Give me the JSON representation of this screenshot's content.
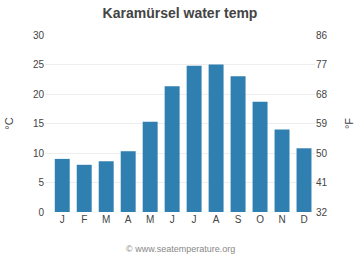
{
  "chart_data": {
    "type": "bar",
    "title": "Karamürsel water temp",
    "categories": [
      "J",
      "F",
      "M",
      "A",
      "M",
      "J",
      "J",
      "A",
      "S",
      "O",
      "N",
      "D"
    ],
    "values": [
      9.0,
      8.0,
      8.6,
      10.3,
      15.3,
      21.3,
      24.8,
      25.0,
      23.0,
      18.7,
      14.0,
      10.8
    ],
    "color": "#2f7fb0",
    "ylabel": "°C",
    "y2label": "°F",
    "ylim": [
      0,
      30
    ],
    "yticks": [
      0,
      5,
      10,
      15,
      20,
      25,
      30
    ],
    "y2lim": [
      32,
      86
    ],
    "y2ticks": [
      32,
      41,
      50,
      59,
      68,
      77,
      86
    ],
    "grid": true,
    "annotations": [
      "© www.seatemperature.org"
    ]
  }
}
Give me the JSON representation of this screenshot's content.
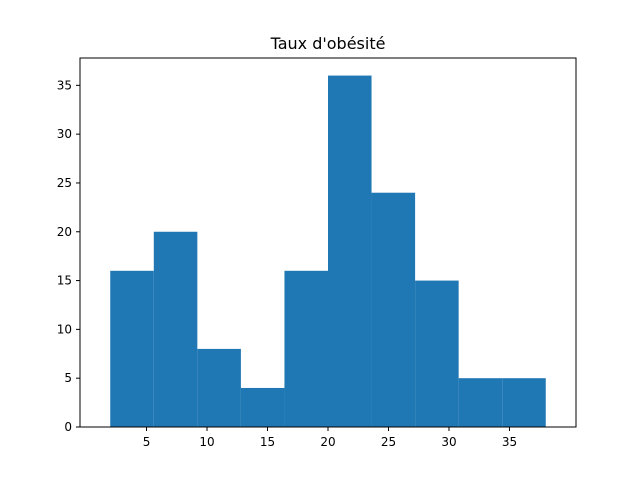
{
  "chart_data": {
    "type": "bar",
    "title": "Taux d'obésité",
    "xlabel": "",
    "ylabel": "",
    "bin_edges": [
      2,
      5.6,
      9.2,
      12.8,
      16.4,
      20,
      23.6,
      27.2,
      30.8,
      34.4,
      38
    ],
    "values": [
      16,
      20,
      8,
      4,
      16,
      36,
      24,
      15,
      5,
      5
    ],
    "xlim": [
      -0.5,
      40.5
    ],
    "ylim": [
      0,
      37.8
    ],
    "xticks": [
      5,
      10,
      15,
      20,
      25,
      30,
      35
    ],
    "yticks": [
      0,
      5,
      10,
      15,
      20,
      25,
      30,
      35
    ],
    "bar_color": "#1f77b4",
    "grid": false,
    "legend": false
  }
}
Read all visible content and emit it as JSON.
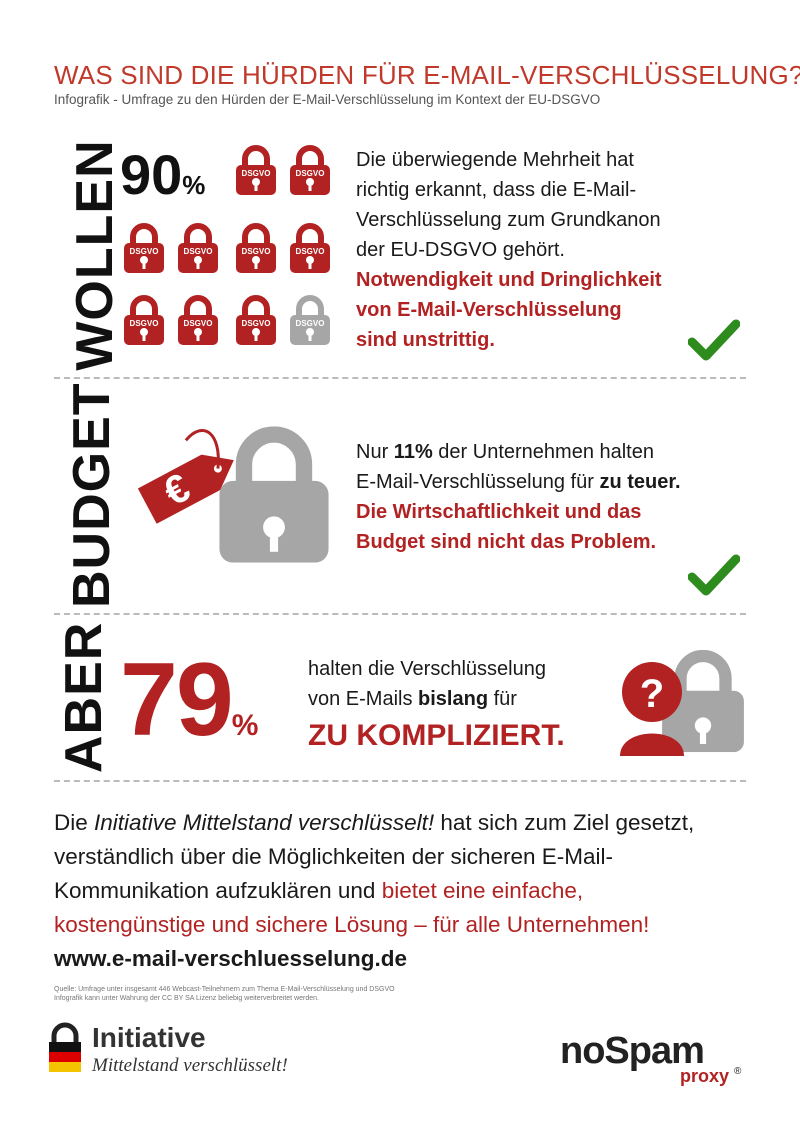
{
  "header": {
    "title": "WAS SIND DIE HÜRDEN FÜR E-MAIL-VERSCHLÜSSELUNG?",
    "subtitle": "Infografik - Umfrage zu den Hürden der E-Mail-Verschlüsselung im Kontext der EU-DSGVO"
  },
  "section_wollen": {
    "label": "WOLLEN",
    "percent_number": "90",
    "percent_sign": "%",
    "value_fraction": 0.9,
    "lock_label": "DSGVO",
    "lock_count_red": 9,
    "lock_count_total": 10,
    "text_lines": [
      "Die überwiegende Mehrheit hat",
      "richtig erkannt, dass die E-Mail-",
      "Verschlüsselung zum Grundkanon",
      "der EU-DSGVO gehört."
    ],
    "highlight_lines": [
      "Notwendigkeit und Dringlichkeit",
      "von E-Mail-Verschlüsselung",
      "sind unstrittig."
    ]
  },
  "section_budget": {
    "label": "BUDGET",
    "euro_symbol": "€",
    "line1_a": "Nur ",
    "line1_b": "11%",
    "line1_c": " der Unternehmen halten",
    "line2_a": "E-Mail-Verschlüsselung für ",
    "line2_b": "zu teuer.",
    "highlight_lines": [
      "Die Wirtschaftlichkeit und das",
      "Budget sind nicht das Problem."
    ]
  },
  "section_aber": {
    "label": "ABER",
    "percent_number": "79",
    "percent_sign": "%",
    "line1": "halten die Verschlüsselung",
    "line2_a": "von E-Mails ",
    "line2_b": "bislang",
    "line2_c": " für",
    "highlight": "ZU KOMPLIZIERT.",
    "question_mark": "?"
  },
  "footer_text": {
    "p1_a": "Die ",
    "p1_italic": "Initiative Mittelstand verschlüsselt!",
    "p1_b": " hat sich zum Ziel gesetzt,",
    "p2": "verständlich über die Möglichkeiten der sicheren E-Mail-",
    "p3_a": "Kommunikation aufzuklären und ",
    "p3_b": "bietet eine einfache,",
    "p4": "kostengünstige und sichere Lösung – für alle Unternehmen!",
    "url": "www.e-mail-verschluesselung.de"
  },
  "source": {
    "line1": "Quelle: Umfrage unter insgesamt 446 Webcast-Teilnehmern zum Thema E-Mail-Verschlüsselung und DSGVO",
    "line2": "Infografik kann unter Wahrung der CC BY SA Lizenz beliebig weiterverbreitet werden."
  },
  "logos": {
    "initiative_word": "Initiative",
    "initiative_tagline": "Mittelstand verschlüsselt!",
    "nospam": "noSpam",
    "proxy": "proxy",
    "registered": "®"
  },
  "colors": {
    "accent": "#b22222",
    "lock_gray": "#a6a6a6",
    "check_green": "#2e8b1e"
  }
}
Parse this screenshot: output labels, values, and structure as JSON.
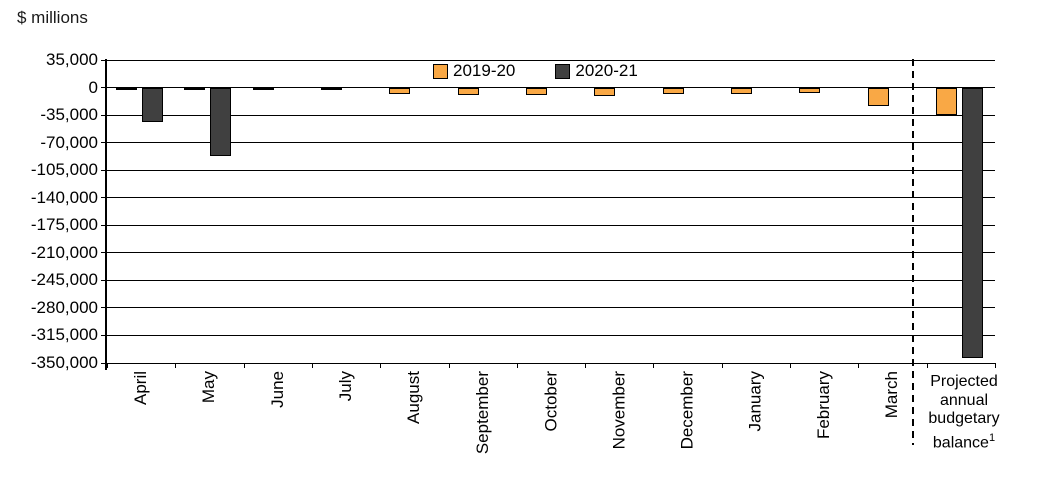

# # # #

# YOUR OBJECTIVE
Copy out all of the data word for word. Do not carry over any picture.

# RESPONSE
Give me the JSON representation of this screenshot's content.
{
  "chart_data": {
    "type": "bar",
    "title": "Karamürsel water temp",
    "categories": [
      "J",
      "F",
      "M",
      "A",
      "M",
      "J",
      "J",
      "A",
      "S",
      "O",
      "N",
      "D"
    ],
    "values": [
      9.0,
      8.0,
      8.6,
      10.3,
      15.3,
      21.3,
      24.8,
      25.0,
      23.0,
      18.7,
      14.0,
      10.8
    ],
    "color": "#2f7fb0",
    "ylabel": "°C",
    "y2label": "°F",
    "ylim": [
      0,
      30
    ],
    "yticks": [
      0,
      5,
      10,
      15,
      20,
      25,
      30
    ],
    "y2lim": [
      32,
      86
    ],
    "y2ticks": [
      32,
      41,
      50,
      59,
      68,
      77,
      86
    ],
    "grid": true,
    "annotations": [
      "© www.seatemperature.org"
    ]
  }
}
Give me the JSON representation of this screenshot's content.
{
  "chart_data": {
    "type": "bar",
    "title": "Taux d'obésité",
    "xlabel": "",
    "ylabel": "",
    "bin_edges": [
      2,
      5.6,
      9.2,
      12.8,
      16.4,
      20,
      23.6,
      27.2,
      30.8,
      34.4,
      38
    ],
    "values": [
      16,
      20,
      8,
      4,
      16,
      36,
      24,
      15,
      5,
      5
    ],
    "xlim": [
      -0.5,
      40.5
    ],
    "ylim": [
      0,
      37.8
    ],
    "xticks": [
      5,
      10,
      15,
      20,
      25,
      30,
      35
    ],
    "yticks": [
      0,
      5,
      10,
      15,
      20,
      25,
      30,
      35
    ],
    "bar_color": "#1f77b4",
    "grid": false,
    "legend": false
  }
}
Read all visible content and emit it as JSON.
{
  "header": {
    "title": "WAS SIND DIE HÜRDEN FÜR E-MAIL-VERSCHLÜSSELUNG?",
    "subtitle": "Infografik - Umfrage zu den Hürden der E-Mail-Verschlüsselung im Kontext der EU-DSGVO"
  },
  "section_wollen": {
    "label": "WOLLEN",
    "percent_number": "90",
    "percent_sign": "%",
    "value_fraction": 0.9,
    "lock_label": "DSGVO",
    "lock_count_red": 9,
    "lock_count_total": 10,
    "text_lines": [
      "Die überwiegende Mehrheit hat",
      "richtig erkannt, dass die E-Mail-",
      "Verschlüsselung zum Grundkanon",
      "der EU-DSGVO gehört."
    ],
    "highlight_lines": [
      "Notwendigkeit und Dringlichkeit",
      "von E-Mail-Verschlüsselung",
      "sind unstrittig."
    ]
  },
  "section_budget": {
    "label": "BUDGET",
    "euro_symbol": "€",
    "line1_a": "Nur ",
    "line1_b": "11%",
    "line1_c": " der Unternehmen halten",
    "line2_a": "E-Mail-Verschlüsselung für ",
    "line2_b": "zu teuer.",
    "highlight_lines": [
      "Die Wirtschaftlichkeit und das",
      "Budget sind nicht das Problem."
    ]
  },
  "section_aber": {
    "label": "ABER",
    "percent_number": "79",
    "percent_sign": "%",
    "line1": "halten die Verschlüsselung",
    "line2_a": "von E-Mails ",
    "line2_b": "bislang",
    "line2_c": " für",
    "highlight": "ZU KOMPLIZIERT.",
    "question_mark": "?"
  },
  "footer_text": {
    "p1_a": "Die ",
    "p1_italic": "Initiative Mittelstand verschlüsselt!",
    "p1_b": " hat sich zum Ziel gesetzt,",
    "p2": "verständlich über die Möglichkeiten der sicheren E-Mail-",
    "p3_a": "Kommunikation aufzuklären und ",
    "p3_b": "bietet eine einfache,",
    "p4": "kostengünstige und sichere Lösung – für alle Unternehmen!",
    "url": "www.e-mail-verschluesselung.de"
  },
  "source": {
    "line1": "Quelle: Umfrage unter insgesamt 446 Webcast-Teilnehmern zum Thema E-Mail-Verschlüsselung und DSGVO",
    "line2": "Infografik kann unter Wahrung der CC BY SA Lizenz beliebig weiterverbreitet werden."
  },
  "logos": {
    "initiative_word": "Initiative",
    "initiative_tagline": "Mittelstand verschlüsselt!",
    "nospam": "noSpam",
    "proxy": "proxy",
    "registered": "®"
  },
  "colors": {
    "accent": "#b22222",
    "lock_gray": "#a6a6a6",
    "check_green": "#2e8b1e"
  }
}
Parse this screenshot: output labels, values, and structure as JSON.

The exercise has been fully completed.